[start]
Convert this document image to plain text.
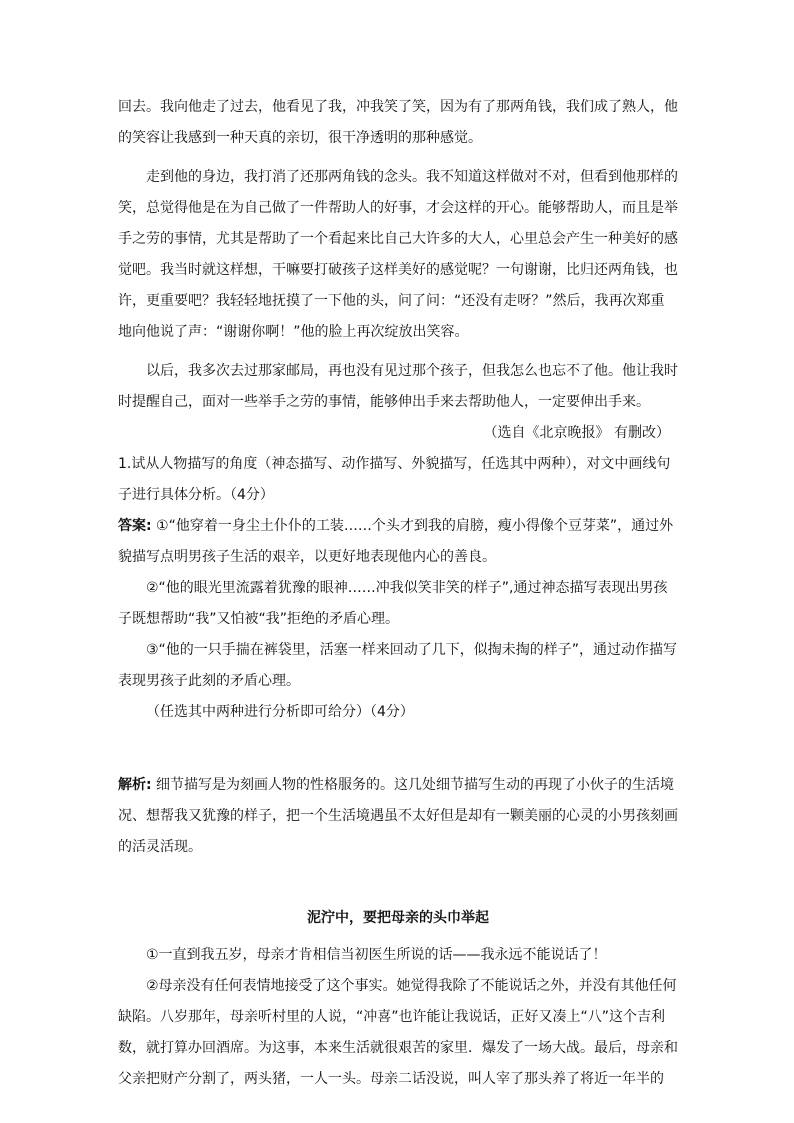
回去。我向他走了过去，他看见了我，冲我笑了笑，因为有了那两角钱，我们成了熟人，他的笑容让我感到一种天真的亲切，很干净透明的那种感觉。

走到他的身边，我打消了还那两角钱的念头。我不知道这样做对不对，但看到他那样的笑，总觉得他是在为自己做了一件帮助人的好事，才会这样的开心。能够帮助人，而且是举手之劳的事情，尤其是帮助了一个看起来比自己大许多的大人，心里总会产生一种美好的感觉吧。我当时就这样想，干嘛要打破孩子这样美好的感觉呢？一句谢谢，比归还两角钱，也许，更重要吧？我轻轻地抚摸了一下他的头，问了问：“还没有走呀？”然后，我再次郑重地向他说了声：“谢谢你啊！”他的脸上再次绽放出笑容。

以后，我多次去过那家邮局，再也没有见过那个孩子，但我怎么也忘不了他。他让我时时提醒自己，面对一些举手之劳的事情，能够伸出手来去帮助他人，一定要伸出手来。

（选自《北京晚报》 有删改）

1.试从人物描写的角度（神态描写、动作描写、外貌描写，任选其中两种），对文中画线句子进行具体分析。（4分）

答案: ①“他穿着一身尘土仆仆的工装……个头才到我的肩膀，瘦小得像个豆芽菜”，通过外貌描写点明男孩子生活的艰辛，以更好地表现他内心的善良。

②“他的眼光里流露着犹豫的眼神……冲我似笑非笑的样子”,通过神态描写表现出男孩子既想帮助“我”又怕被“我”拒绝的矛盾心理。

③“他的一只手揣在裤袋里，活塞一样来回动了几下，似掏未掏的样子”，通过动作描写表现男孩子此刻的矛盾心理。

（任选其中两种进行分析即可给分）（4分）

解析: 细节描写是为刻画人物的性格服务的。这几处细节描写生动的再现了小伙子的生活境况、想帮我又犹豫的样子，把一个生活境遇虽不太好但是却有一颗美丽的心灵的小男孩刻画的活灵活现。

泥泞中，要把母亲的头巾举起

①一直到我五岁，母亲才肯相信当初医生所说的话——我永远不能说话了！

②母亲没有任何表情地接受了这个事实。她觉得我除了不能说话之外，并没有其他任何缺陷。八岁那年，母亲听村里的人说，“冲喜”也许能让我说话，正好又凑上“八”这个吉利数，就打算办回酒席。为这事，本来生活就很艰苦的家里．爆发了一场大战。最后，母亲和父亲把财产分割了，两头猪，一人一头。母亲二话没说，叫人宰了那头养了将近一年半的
[end]
WHAT THE TASK ASKS: Copy the whole of the material above exactly, but not its images.

RESPONSE TO THE EXERCISE:
Convert this document image to plain text.
回去。我向他走了过去，他看见了我，冲我笑了笑，因为有了那两角钱，我们成了熟人，他的笑容让我感到一种天真的亲切，很干净透明的那种感觉。

走到他的身边，我打消了还那两角钱的念头。我不知道这样做对不对，但看到他那样的笑，总觉得他是在为自己做了一件帮助人的好事，才会这样的开心。能够帮助人，而且是举手之劳的事情，尤其是帮助了一个看起来比自己大许多的大人，心里总会产生一种美好的感觉吧。我当时就这样想，干嘛要打破孩子这样美好的感觉呢？一句谢谢，比归还两角钱，也许，更重要吧？我轻轻地抚摸了一下他的头，问了问：“还没有走呀？”然后，我再次郑重地向他说了声：“谢谢你啊！”他的脸上再次绽放出笑容。

以后，我多次去过那家邮局，再也没有见过那个孩子，但我怎么也忘不了他。他让我时时提醒自己，面对一些举手之劳的事情，能够伸出手来去帮助他人，一定要伸出手来。

（选自《北京晚报》 有删改）

1.试从人物描写的角度（神态描写、动作描写、外貌描写，任选其中两种），对文中画线句子进行具体分析。（4分）

答案: ①“他穿着一身尘土仆仆的工装……个头才到我的肩膀，瘦小得像个豆芽菜”，通过外貌描写点明男孩子生活的艰辛，以更好地表现他内心的善良。

②“他的眼光里流露着犹豫的眼神……冲我似笑非笑的样子”,通过神态描写表现出男孩子既想帮助“我”又怕被“我”拒绝的矛盾心理。

③“他的一只手揣在裤袋里，活塞一样来回动了几下，似掏未掏的样子”，通过动作描写表现男孩子此刻的矛盾心理。

（任选其中两种进行分析即可给分）（4分）

解析: 细节描写是为刻画人物的性格服务的。这几处细节描写生动的再现了小伙子的生活境况、想帮我又犹豫的样子，把一个生活境遇虽不太好但是却有一颗美丽的心灵的小男孩刻画的活灵活现。

泥泞中，要把母亲的头巾举起

①一直到我五岁，母亲才肯相信当初医生所说的话——我永远不能说话了！

②母亲没有任何表情地接受了这个事实。她觉得我除了不能说话之外，并没有其他任何缺陷。八岁那年，母亲听村里的人说，“冲喜”也许能让我说话，正好又凑上“八”这个吉利数，就打算办回酒席。为这事，本来生活就很艰苦的家里．爆发了一场大战。最后，母亲和父亲把财产分割了，两头猪，一人一头。母亲二话没说，叫人宰了那头养了将近一年半的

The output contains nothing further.